Material supplied Start Marker

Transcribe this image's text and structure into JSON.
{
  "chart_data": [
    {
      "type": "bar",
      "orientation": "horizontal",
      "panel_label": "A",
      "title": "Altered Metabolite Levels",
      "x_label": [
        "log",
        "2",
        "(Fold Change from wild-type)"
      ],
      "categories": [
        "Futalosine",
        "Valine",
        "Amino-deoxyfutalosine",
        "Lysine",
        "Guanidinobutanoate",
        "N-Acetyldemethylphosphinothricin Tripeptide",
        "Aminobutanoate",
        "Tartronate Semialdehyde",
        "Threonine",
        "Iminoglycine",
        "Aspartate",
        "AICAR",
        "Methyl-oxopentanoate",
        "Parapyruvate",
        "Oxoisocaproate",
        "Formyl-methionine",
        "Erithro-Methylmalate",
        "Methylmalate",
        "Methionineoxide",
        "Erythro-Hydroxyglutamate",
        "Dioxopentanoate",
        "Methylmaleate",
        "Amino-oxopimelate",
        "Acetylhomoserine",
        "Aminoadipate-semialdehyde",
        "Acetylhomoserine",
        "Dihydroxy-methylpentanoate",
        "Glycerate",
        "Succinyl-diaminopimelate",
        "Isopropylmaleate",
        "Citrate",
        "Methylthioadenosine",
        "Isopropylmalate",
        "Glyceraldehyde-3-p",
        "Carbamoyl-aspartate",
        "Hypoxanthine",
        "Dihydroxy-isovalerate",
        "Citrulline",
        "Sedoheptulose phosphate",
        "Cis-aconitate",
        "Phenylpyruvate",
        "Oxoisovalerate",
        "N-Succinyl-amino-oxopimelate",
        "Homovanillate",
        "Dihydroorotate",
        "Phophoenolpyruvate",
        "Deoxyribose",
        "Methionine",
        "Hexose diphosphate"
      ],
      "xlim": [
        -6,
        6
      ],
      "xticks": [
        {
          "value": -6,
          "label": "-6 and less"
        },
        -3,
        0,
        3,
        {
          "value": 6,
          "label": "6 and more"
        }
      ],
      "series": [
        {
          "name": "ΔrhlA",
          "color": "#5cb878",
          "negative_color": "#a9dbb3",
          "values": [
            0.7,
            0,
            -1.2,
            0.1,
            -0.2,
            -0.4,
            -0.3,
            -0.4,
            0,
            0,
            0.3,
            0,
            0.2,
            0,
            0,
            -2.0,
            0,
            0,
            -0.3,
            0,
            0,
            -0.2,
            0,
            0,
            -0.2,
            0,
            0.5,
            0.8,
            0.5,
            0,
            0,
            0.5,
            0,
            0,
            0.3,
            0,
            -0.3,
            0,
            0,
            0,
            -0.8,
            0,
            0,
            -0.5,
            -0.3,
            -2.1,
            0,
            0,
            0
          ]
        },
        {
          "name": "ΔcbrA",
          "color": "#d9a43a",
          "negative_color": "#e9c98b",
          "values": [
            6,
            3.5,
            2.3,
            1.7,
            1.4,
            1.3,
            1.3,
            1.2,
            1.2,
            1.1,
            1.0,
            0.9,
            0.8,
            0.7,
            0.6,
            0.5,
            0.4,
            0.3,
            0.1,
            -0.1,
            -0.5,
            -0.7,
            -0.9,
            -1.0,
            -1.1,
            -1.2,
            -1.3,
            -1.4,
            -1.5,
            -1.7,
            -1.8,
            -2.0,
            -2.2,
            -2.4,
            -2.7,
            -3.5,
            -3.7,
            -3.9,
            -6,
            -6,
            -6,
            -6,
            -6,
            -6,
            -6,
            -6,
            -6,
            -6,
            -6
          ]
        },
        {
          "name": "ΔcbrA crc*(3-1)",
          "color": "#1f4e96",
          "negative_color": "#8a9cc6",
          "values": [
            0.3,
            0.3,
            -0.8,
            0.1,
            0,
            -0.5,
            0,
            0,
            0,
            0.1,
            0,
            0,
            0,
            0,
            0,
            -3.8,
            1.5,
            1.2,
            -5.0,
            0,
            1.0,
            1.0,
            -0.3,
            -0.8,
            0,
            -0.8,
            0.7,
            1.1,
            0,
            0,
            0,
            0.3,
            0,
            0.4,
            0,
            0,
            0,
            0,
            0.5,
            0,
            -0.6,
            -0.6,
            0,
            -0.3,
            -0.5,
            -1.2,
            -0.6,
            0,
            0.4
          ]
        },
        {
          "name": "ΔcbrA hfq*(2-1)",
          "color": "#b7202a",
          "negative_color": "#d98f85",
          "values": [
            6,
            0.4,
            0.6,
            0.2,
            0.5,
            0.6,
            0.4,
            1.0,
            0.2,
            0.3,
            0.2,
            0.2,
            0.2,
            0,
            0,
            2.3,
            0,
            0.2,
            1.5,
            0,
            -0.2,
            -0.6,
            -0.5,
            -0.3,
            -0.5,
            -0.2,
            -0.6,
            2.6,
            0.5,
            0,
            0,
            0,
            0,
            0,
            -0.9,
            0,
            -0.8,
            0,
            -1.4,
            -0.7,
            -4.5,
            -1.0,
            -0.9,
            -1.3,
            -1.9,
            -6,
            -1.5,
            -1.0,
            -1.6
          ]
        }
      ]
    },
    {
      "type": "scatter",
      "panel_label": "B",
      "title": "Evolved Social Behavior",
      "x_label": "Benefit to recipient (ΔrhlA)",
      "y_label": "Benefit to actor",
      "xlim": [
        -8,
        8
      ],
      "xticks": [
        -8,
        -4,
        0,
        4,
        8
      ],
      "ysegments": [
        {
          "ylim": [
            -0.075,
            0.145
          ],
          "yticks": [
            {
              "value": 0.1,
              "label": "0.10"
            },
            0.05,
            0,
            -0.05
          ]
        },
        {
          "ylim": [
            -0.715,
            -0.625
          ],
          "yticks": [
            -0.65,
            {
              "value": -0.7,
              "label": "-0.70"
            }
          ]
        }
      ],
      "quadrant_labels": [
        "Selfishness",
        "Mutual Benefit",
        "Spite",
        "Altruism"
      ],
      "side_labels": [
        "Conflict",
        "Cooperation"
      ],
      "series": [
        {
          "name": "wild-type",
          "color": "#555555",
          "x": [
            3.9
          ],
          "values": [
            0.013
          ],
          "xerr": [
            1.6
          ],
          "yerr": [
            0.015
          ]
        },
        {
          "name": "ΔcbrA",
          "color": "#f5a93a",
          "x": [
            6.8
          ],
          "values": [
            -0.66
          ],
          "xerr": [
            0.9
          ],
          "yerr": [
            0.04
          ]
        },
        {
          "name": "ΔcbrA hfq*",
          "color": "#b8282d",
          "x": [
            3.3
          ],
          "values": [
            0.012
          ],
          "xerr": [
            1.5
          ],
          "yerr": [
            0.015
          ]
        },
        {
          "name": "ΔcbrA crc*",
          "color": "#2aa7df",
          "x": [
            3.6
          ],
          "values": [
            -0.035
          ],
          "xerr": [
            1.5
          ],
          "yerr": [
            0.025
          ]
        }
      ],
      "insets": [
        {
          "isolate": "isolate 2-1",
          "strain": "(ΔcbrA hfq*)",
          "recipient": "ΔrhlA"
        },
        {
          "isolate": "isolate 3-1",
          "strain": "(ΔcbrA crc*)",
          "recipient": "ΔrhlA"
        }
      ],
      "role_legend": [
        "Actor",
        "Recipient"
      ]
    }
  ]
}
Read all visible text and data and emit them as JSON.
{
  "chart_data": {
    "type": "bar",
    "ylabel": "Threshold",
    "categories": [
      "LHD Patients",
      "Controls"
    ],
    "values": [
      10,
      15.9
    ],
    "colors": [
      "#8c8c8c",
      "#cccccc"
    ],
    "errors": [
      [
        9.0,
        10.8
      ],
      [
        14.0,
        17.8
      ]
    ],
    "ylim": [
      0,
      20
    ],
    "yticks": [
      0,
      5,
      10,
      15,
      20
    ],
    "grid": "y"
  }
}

Material supplied End Marker

Repeat every entry word for word.

Transcribe this image's text and structure into JSON.
{
  "chart_data": [
    {
      "type": "bar",
      "orientation": "horizontal",
      "panel_label": "A",
      "title": "Altered Metabolite Levels",
      "x_label": [
        "log",
        "2",
        "(Fold Change from wild-type)"
      ],
      "categories": [
        "Futalosine",
        "Valine",
        "Amino-deoxyfutalosine",
        "Lysine",
        "Guanidinobutanoate",
        "N-Acetyldemethylphosphinothricin Tripeptide",
        "Aminobutanoate",
        "Tartronate Semialdehyde",
        "Threonine",
        "Iminoglycine",
        "Aspartate",
        "AICAR",
        "Methyl-oxopentanoate",
        "Parapyruvate",
        "Oxoisocaproate",
        "Formyl-methionine",
        "Erithro-Methylmalate",
        "Methylmalate",
        "Methionineoxide",
        "Erythro-Hydroxyglutamate",
        "Dioxopentanoate",
        "Methylmaleate",
        "Amino-oxopimelate",
        "Acetylhomoserine",
        "Aminoadipate-semialdehyde",
        "Acetylhomoserine",
        "Dihydroxy-methylpentanoate",
        "Glycerate",
        "Succinyl-diaminopimelate",
        "Isopropylmaleate",
        "Citrate",
        "Methylthioadenosine",
        "Isopropylmalate",
        "Glyceraldehyde-3-p",
        "Carbamoyl-aspartate",
        "Hypoxanthine",
        "Dihydroxy-isovalerate",
        "Citrulline",
        "Sedoheptulose phosphate",
        "Cis-aconitate",
        "Phenylpyruvate",
        "Oxoisovalerate",
        "N-Succinyl-amino-oxopimelate",
        "Homovanillate",
        "Dihydroorotate",
        "Phophoenolpyruvate",
        "Deoxyribose",
        "Methionine",
        "Hexose diphosphate"
      ],
      "xlim": [
        -6,
        6
      ],
      "xticks": [
        {
          "value": -6,
          "label": "-6 and less"
        },
        -3,
        0,
        3,
        {
          "value": 6,
          "label": "6 and more"
        }
      ],
      "series": [
        {
          "name": "ΔrhlA",
          "color": "#5cb878",
          "negative_color": "#a9dbb3",
          "values": [
            0.7,
            0,
            -1.2,
            0.1,
            -0.2,
            -0.4,
            -0.3,
            -0.4,
            0,
            0,
            0.3,
            0,
            0.2,
            0,
            0,
            -2.0,
            0,
            0,
            -0.3,
            0,
            0,
            -0.2,
            0,
            0,
            -0.2,
            0,
            0.5,
            0.8,
            0.5,
            0,
            0,
            0.5,
            0,
            0,
            0.3,
            0,
            -0.3,
            0,
            0,
            0,
            -0.8,
            0,
            0,
            -0.5,
            -0.3,
            -2.1,
            0,
            0,
            0
          ]
        },
        {
          "name": "ΔcbrA",
          "color": "#d9a43a",
          "negative_color": "#e9c98b",
          "values": [
            6,
            3.5,
            2.3,
            1.7,
            1.4,
            1.3,
            1.3,
            1.2,
            1.2,
            1.1,
            1.0,
            0.9,
            0.8,
            0.7,
            0.6,
            0.5,
            0.4,
            0.3,
            0.1,
            -0.1,
            -0.5,
            -0.7,
            -0.9,
            -1.0,
            -1.1,
            -1.2,
            -1.3,
            -1.4,
            -1.5,
            -1.7,
            -1.8,
            -2.0,
            -2.2,
            -2.4,
            -2.7,
            -3.5,
            -3.7,
            -3.9,
            -6,
            -6,
            -6,
            -6,
            -6,
            -6,
            -6,
            -6,
            -6,
            -6,
            -6
          ]
        },
        {
          "name": "ΔcbrA crc*(3-1)",
          "color": "#1f4e96",
          "negative_color": "#8a9cc6",
          "values": [
            0.3,
            0.3,
            -0.8,
            0.1,
            0,
            -0.5,
            0,
            0,
            0,
            0.1,
            0,
            0,
            0,
            0,
            0,
            -3.8,
            1.5,
            1.2,
            -5.0,
            0,
            1.0,
            1.0,
            -0.3,
            -0.8,
            0,
            -0.8,
            0.7,
            1.1,
            0,
            0,
            0,
            0.3,
            0,
            0.4,
            0,
            0,
            0,
            0,
            0.5,
            0,
            -0.6,
            -0.6,
            0,
            -0.3,
            -0.5,
            -1.2,
            -0.6,
            0,
            0.4
          ]
        },
        {
          "name": "ΔcbrA hfq*(2-1)",
          "color": "#b7202a",
          "negative_color": "#d98f85",
          "values": [
            6,
            0.4,
            0.6,
            0.2,
            0.5,
            0.6,
            0.4,
            1.0,
            0.2,
            0.3,
            0.2,
            0.2,
            0.2,
            0,
            0,
            2.3,
            0,
            0.2,
            1.5,
            0,
            -0.2,
            -0.6,
            -0.5,
            -0.3,
            -0.5,
            -0.2,
            -0.6,
            2.6,
            0.5,
            0,
            0,
            0,
            0,
            0,
            -0.9,
            0,
            -0.8,
            0,
            -1.4,
            -0.7,
            -4.5,
            -1.0,
            -0.9,
            -1.3,
            -1.9,
            -6,
            -1.5,
            -1.0,
            -1.6
          ]
        }
      ]
    },
    {
      "type": "scatter",
      "panel_label": "B",
      "title": "Evolved Social Behavior",
      "x_label": "Benefit to recipient (ΔrhlA)",
      "y_label": "Benefit to actor",
      "xlim": [
        -8,
        8
      ],
      "xticks": [
        -8,
        -4,
        0,
        4,
        8
      ],
      "ysegments": [
        {
          "ylim": [
            -0.075,
            0.145
          ],
          "yticks": [
            {
              "value": 0.1,
              "label": "0.10"
            },
            0.05,
            0,
            -0.05
          ]
        },
        {
          "ylim": [
            -0.715,
            -0.625
          ],
          "yticks": [
            -0.65,
            {
              "value": -0.7,
              "label": "-0.70"
            }
          ]
        }
      ],
      "quadrant_labels": [
        "Selfishness",
        "Mutual Benefit",
        "Spite",
        "Altruism"
      ],
      "side_labels": [
        "Conflict",
        "Cooperation"
      ],
      "series": [
        {
          "name": "wild-type",
          "color": "#555555",
          "x": [
            3.9
          ],
          "values": [
            0.013
          ],
          "xerr": [
            1.6
          ],
          "yerr": [
            0.015
          ]
        },
        {
          "name": "ΔcbrA",
          "color": "#f5a93a",
          "x": [
            6.8
          ],
          "values": [
            -0.66
          ],
          "xerr": [
            0.9
          ],
          "yerr": [
            0.04
          ]
        },
        {
          "name": "ΔcbrA hfq*",
          "color": "#b8282d",
          "x": [
            3.3
          ],
          "values": [
            0.012
          ],
          "xerr": [
            1.5
          ],
          "yerr": [
            0.015
          ]
        },
        {
          "name": "ΔcbrA crc*",
          "color": "#2aa7df",
          "x": [
            3.6
          ],
          "values": [
            -0.035
          ],
          "xerr": [
            1.5
          ],
          "yerr": [
            0.025
          ]
        }
      ],
      "insets": [
        {
          "isolate": "isolate 2-1",
          "strain": "(ΔcbrA hfq*)",
          "recipient": "ΔrhlA"
        },
        {
          "isolate": "isolate 3-1",
          "strain": "(ΔcbrA crc*)",
          "recipient": "ΔrhlA"
        }
      ],
      "role_legend": [
        "Actor",
        "Recipient"
      ]
    }
  ]
}
Read all visible text and data and emit them as JSON.
{
  "chart_data": {
    "type": "bar",
    "ylabel": "Threshold",
    "categories": [
      "LHD Patients",
      "Controls"
    ],
    "values": [
      10,
      15.9
    ],
    "colors": [
      "#8c8c8c",
      "#cccccc"
    ],
    "errors": [
      [
        9.0,
        10.8
      ],
      [
        14.0,
        17.8
      ]
    ],
    "ylim": [
      0,
      20
    ],
    "yticks": [
      0,
      5,
      10,
      15,
      20
    ],
    "grid": "y"
  }
}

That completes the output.